[BEGIN Given data]

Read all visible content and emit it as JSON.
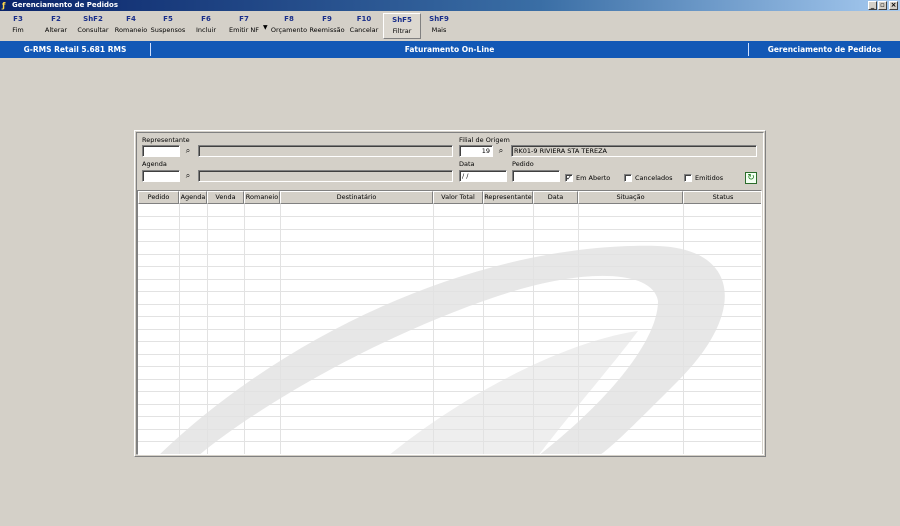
{
  "window": {
    "title": "Gerenciamento de Pedidos",
    "controls": {
      "minimize": "_",
      "maximize": "▫",
      "close": "×"
    }
  },
  "toolbar": {
    "buttons": [
      {
        "key": "F3",
        "label": "Fim"
      },
      {
        "key": "F2",
        "label": "Alterar"
      },
      {
        "key": "ShF2",
        "label": "Consultar"
      },
      {
        "key": "F4",
        "label": "Romaneio"
      },
      {
        "key": "F5",
        "label": "Suspensos"
      },
      {
        "key": "F6",
        "label": "Incluir"
      },
      {
        "key": "F7",
        "label": "Emitir NF"
      },
      {
        "key": "F8",
        "label": "Orçamento"
      },
      {
        "key": "F9",
        "label": "Reemissão"
      },
      {
        "key": "F10",
        "label": "Cancelar"
      },
      {
        "key": "ShF5",
        "label": "Filtrar"
      },
      {
        "key": "ShF9",
        "label": "Mais"
      }
    ]
  },
  "infobar": {
    "system": "G-RMS Retail 5.681 RMS",
    "module": "Faturamento On-Line",
    "screen": "Gerenciamento de Pedidos"
  },
  "filters": {
    "representante": {
      "label": "Representante",
      "code": "",
      "name": ""
    },
    "agenda": {
      "label": "Agenda",
      "code": "",
      "name": ""
    },
    "filial": {
      "label": "Filial de Origem",
      "code": "19",
      "name": "RK01-9 RIVIERA STA TEREZA"
    },
    "data": {
      "label": "Data",
      "value": " / /"
    },
    "pedido": {
      "label": "Pedido",
      "value": ""
    },
    "checkboxes": [
      {
        "label": "Em Aberto",
        "checked": true,
        "mark": "✓"
      },
      {
        "label": "Cancelados",
        "checked": false,
        "mark": ""
      },
      {
        "label": "Emitidos",
        "checked": false,
        "mark": ""
      }
    ]
  },
  "grid": {
    "columns": [
      "Pedido",
      "Agenda",
      "Venda",
      "Romaneio",
      "Destinatário",
      "Valor Total",
      "Representante",
      "Data",
      "Situação",
      "Status"
    ],
    "rows": []
  },
  "icons": {
    "app": "app-icon",
    "search": "binoculars-icon",
    "refresh": "refresh-icon"
  },
  "colors": {
    "titlebar": "#0a246a",
    "infobar": "#1258b6",
    "background": "#d4d0c8",
    "toolbar_key": "#1a2f8a"
  }
}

[END Given data]

--- What the task requires ---
Print the entries above exactly, taking out only the pictures.

--- Result for this exercise ---
Read all visible content and emit it as JSON.
{
  "window": {
    "title": "Gerenciamento de Pedidos",
    "controls": {
      "minimize": "_",
      "maximize": "▫",
      "close": "×"
    }
  },
  "toolbar": {
    "buttons": [
      {
        "key": "F3",
        "label": "Fim"
      },
      {
        "key": "F2",
        "label": "Alterar"
      },
      {
        "key": "ShF2",
        "label": "Consultar"
      },
      {
        "key": "F4",
        "label": "Romaneio"
      },
      {
        "key": "F5",
        "label": "Suspensos"
      },
      {
        "key": "F6",
        "label": "Incluir"
      },
      {
        "key": "F7",
        "label": "Emitir NF"
      },
      {
        "key": "F8",
        "label": "Orçamento"
      },
      {
        "key": "F9",
        "label": "Reemissão"
      },
      {
        "key": "F10",
        "label": "Cancelar"
      },
      {
        "key": "ShF5",
        "label": "Filtrar"
      },
      {
        "key": "ShF9",
        "label": "Mais"
      }
    ]
  },
  "infobar": {
    "system": "G-RMS Retail 5.681 RMS",
    "module": "Faturamento On-Line",
    "screen": "Gerenciamento de Pedidos"
  },
  "filters": {
    "representante": {
      "label": "Representante",
      "code": "",
      "name": ""
    },
    "agenda": {
      "label": "Agenda",
      "code": "",
      "name": ""
    },
    "filial": {
      "label": "Filial de Origem",
      "code": "19",
      "name": "RK01-9 RIVIERA STA TEREZA"
    },
    "data": {
      "label": "Data",
      "value": " / /"
    },
    "pedido": {
      "label": "Pedido",
      "value": ""
    },
    "checkboxes": [
      {
        "label": "Em Aberto",
        "checked": true,
        "mark": "✓"
      },
      {
        "label": "Cancelados",
        "checked": false,
        "mark": ""
      },
      {
        "label": "Emitidos",
        "checked": false,
        "mark": ""
      }
    ]
  },
  "grid": {
    "columns": [
      "Pedido",
      "Agenda",
      "Venda",
      "Romaneio",
      "Destinatário",
      "Valor Total",
      "Representante",
      "Data",
      "Situação",
      "Status"
    ],
    "rows": []
  },
  "icons": {
    "app": "app-icon",
    "search": "binoculars-icon",
    "refresh": "refresh-icon"
  },
  "colors": {
    "titlebar": "#0a246a",
    "infobar": "#1258b6",
    "background": "#d4d0c8",
    "toolbar_key": "#1a2f8a"
  }
}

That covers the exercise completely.